--- begin Material provided ---

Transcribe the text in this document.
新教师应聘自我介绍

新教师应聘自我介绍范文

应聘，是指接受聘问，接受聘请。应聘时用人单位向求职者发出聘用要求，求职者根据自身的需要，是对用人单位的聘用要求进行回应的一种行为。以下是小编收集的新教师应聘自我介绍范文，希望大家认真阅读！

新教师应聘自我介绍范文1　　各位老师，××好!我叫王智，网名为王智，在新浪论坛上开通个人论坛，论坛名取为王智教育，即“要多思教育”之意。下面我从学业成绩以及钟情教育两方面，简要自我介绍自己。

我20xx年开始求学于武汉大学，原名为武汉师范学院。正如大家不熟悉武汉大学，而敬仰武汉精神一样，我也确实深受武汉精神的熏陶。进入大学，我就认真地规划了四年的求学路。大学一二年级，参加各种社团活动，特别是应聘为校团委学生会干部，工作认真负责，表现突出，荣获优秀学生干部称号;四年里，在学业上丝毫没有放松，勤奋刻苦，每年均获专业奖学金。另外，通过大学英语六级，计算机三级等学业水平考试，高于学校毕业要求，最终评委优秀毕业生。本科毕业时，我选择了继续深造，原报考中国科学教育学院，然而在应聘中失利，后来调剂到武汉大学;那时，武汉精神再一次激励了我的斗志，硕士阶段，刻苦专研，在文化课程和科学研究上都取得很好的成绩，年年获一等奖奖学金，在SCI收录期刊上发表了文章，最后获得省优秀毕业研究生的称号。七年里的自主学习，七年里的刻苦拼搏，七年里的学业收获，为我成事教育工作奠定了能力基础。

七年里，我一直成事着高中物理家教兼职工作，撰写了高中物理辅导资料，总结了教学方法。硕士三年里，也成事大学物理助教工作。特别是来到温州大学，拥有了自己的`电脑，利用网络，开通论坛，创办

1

--- end Material provided ---

**Task to carry out:**
Return the listing above in full, character for character.

**Task response:**
Transcribe the text in this document.
新教师应聘自我介绍

新教师应聘自我介绍范文

应聘，是指接受聘问，接受聘请。应聘时用人单位向求职者发出聘用要求，求职者根据自身的需要，是对用人单位的聘用要求进行回应的一种行为。以下是小编收集的新教师应聘自我介绍范文，希望大家认真阅读！

新教师应聘自我介绍范文1　　各位老师，××好!我叫王智，网名为王智，在新浪论坛上开通个人论坛，论坛名取为王智教育，即“要多思教育”之意。下面我从学业成绩以及钟情教育两方面，简要自我介绍自己。

我20xx年开始求学于武汉大学，原名为武汉师范学院。正如大家不熟悉武汉大学，而敬仰武汉精神一样，我也确实深受武汉精神的熏陶。进入大学，我就认真地规划了四年的求学路。大学一二年级，参加各种社团活动，特别是应聘为校团委学生会干部，工作认真负责，表现突出，荣获优秀学生干部称号;四年里，在学业上丝毫没有放松，勤奋刻苦，每年均获专业奖学金。另外，通过大学英语六级，计算机三级等学业水平考试，高于学校毕业要求，最终评委优秀毕业生。本科毕业时，我选择了继续深造，原报考中国科学教育学院，然而在应聘中失利，后来调剂到武汉大学;那时，武汉精神再一次激励了我的斗志，硕士阶段，刻苦专研，在文化课程和科学研究上都取得很好的成绩，年年获一等奖奖学金，在SCI收录期刊上发表了文章，最后获得省优秀毕业研究生的称号。七年里的自主学习，七年里的刻苦拼搏，七年里的学业收获，为我成事教育工作奠定了能力基础。

七年里，我一直成事着高中物理家教兼职工作，撰写了高中物理辅导资料，总结了教学方法。硕士三年里，也成事大学物理助教工作。特别是来到温州大学，拥有了自己的`电脑，利用网络，开通论坛，创办

1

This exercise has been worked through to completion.